◆ **SOURCE DATA**
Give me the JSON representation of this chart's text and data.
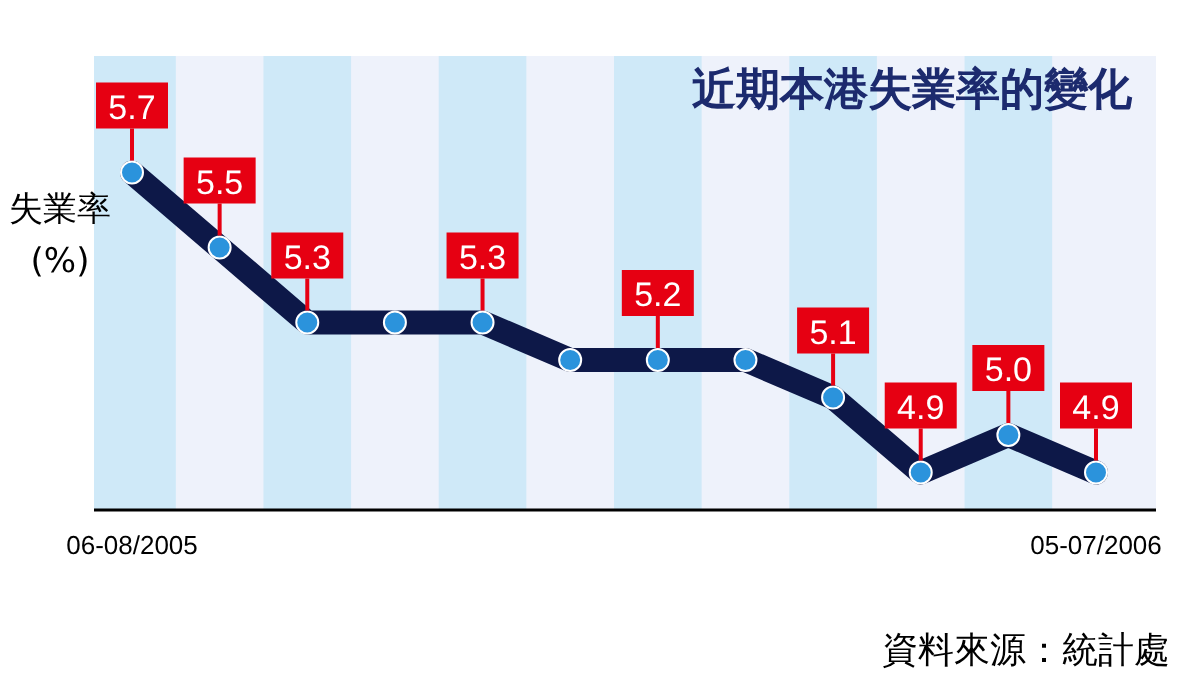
{
  "chart_data": {
    "type": "line",
    "title": "近期本港失業率的變化",
    "ylabel": "失業率\n(%)",
    "annotations": [
      "資料來源：統計處"
    ],
    "categories": [
      "06-08/2005",
      null,
      null,
      null,
      null,
      null,
      null,
      null,
      null,
      null,
      null,
      "05-07/2006"
    ],
    "series": [
      {
        "color": "#0d1848",
        "values": [
          5.7,
          5.5,
          5.3,
          5.3,
          5.3,
          5.2,
          5.2,
          5.2,
          5.1,
          4.9,
          5.0,
          4.9
        ],
        "value_labels": [
          "5.7",
          "5.5",
          "5.3",
          null,
          "5.3",
          null,
          "5.2",
          null,
          "5.1",
          "4.9",
          "5.0",
          "4.9"
        ]
      }
    ],
    "tick_labels": "x",
    "marker": "circle",
    "line_style": "solid"
  }
}
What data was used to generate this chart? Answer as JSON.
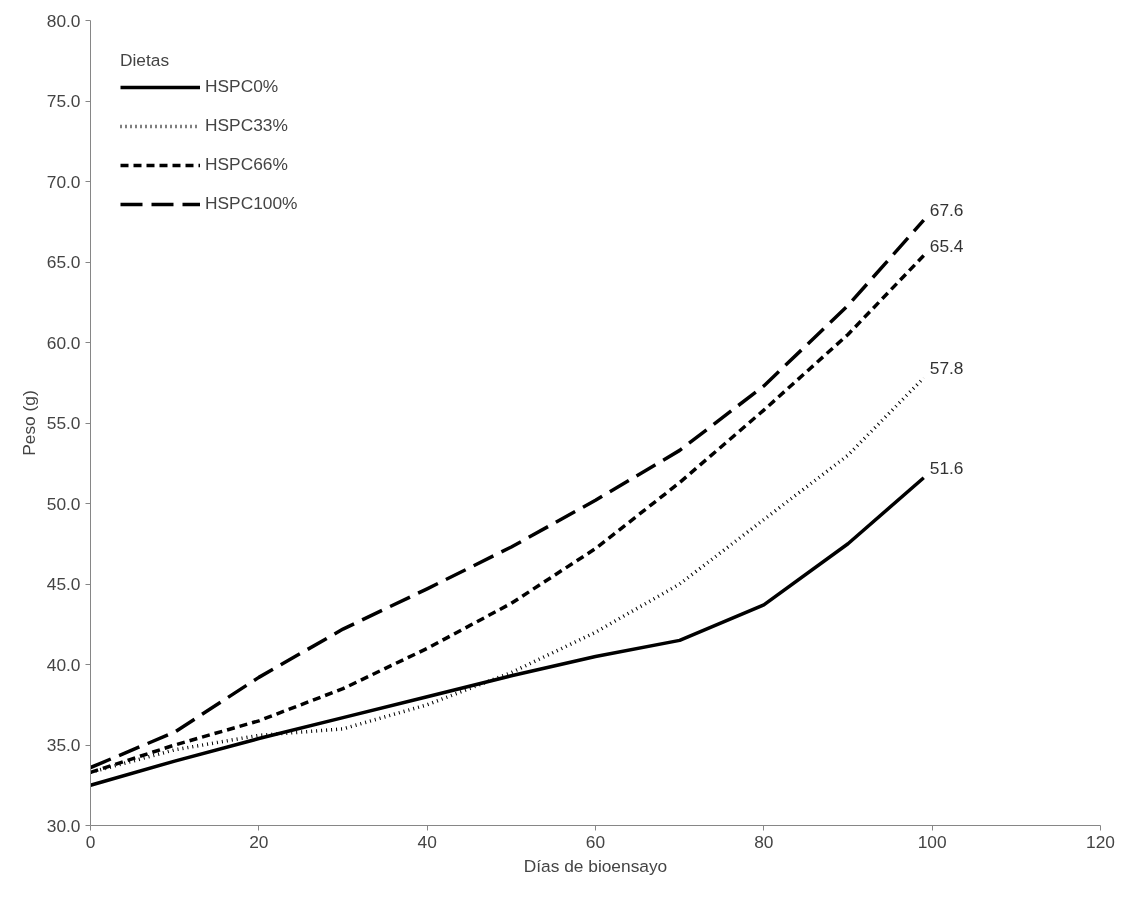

◆ **WORK TO DO**
All the lines above are to be given again exactly as they read, with the pictures removed.

◆ **OUTPUT OF THE EXERCISE**
Give me the JSON representation of this chart's text and data.
{
  "chart_data": {
    "type": "line",
    "title": "近期本港失業率的變化",
    "ylabel": "失業率\n(%)",
    "annotations": [
      "資料來源：統計處"
    ],
    "categories": [
      "06-08/2005",
      null,
      null,
      null,
      null,
      null,
      null,
      null,
      null,
      null,
      null,
      "05-07/2006"
    ],
    "series": [
      {
        "color": "#0d1848",
        "values": [
          5.7,
          5.5,
          5.3,
          5.3,
          5.3,
          5.2,
          5.2,
          5.2,
          5.1,
          4.9,
          5.0,
          4.9
        ],
        "value_labels": [
          "5.7",
          "5.5",
          "5.3",
          null,
          "5.3",
          null,
          "5.2",
          null,
          "5.1",
          "4.9",
          "5.0",
          "4.9"
        ]
      }
    ],
    "tick_labels": "x",
    "marker": "circle",
    "line_style": "solid"
  }
}
What data was used to generate this chart? Answer as JSON.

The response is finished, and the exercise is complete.